# WRITTEN INSTRUCTION
Search the listing below for "tension". Copy each matching line.

BEGIN

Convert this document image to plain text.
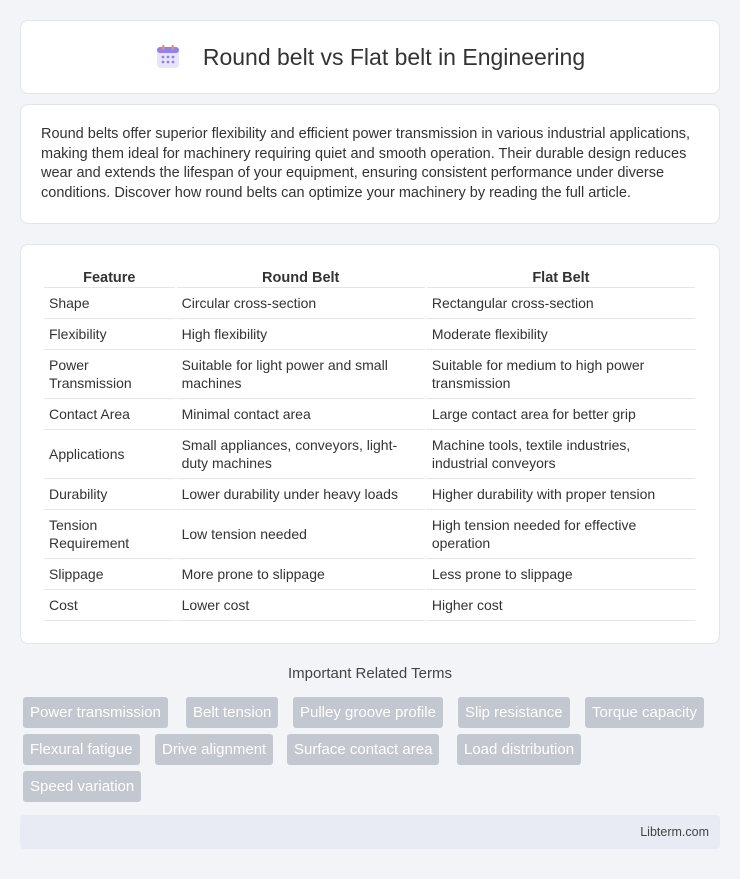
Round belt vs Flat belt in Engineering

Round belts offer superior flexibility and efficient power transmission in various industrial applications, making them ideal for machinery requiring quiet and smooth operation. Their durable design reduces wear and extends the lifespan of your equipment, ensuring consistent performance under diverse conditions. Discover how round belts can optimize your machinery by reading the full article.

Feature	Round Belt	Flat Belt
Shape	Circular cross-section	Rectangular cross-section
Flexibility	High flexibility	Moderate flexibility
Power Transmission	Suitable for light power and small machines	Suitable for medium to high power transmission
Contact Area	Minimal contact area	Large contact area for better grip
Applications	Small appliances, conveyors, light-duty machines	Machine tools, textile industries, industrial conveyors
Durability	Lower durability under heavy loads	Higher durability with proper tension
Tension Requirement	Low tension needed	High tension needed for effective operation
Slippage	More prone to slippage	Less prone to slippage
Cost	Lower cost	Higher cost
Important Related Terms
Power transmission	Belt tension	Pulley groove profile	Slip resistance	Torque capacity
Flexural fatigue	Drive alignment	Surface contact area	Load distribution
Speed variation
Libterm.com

END

# FINAL RESULT
Durability	Lower durability under heavy loads	Higher durability with proper tension
Tension Requirement	Low tension needed	High tension needed for effective operation
Power transmission	Belt tension	Pulley groove profile	Slip resistance	Torque capacity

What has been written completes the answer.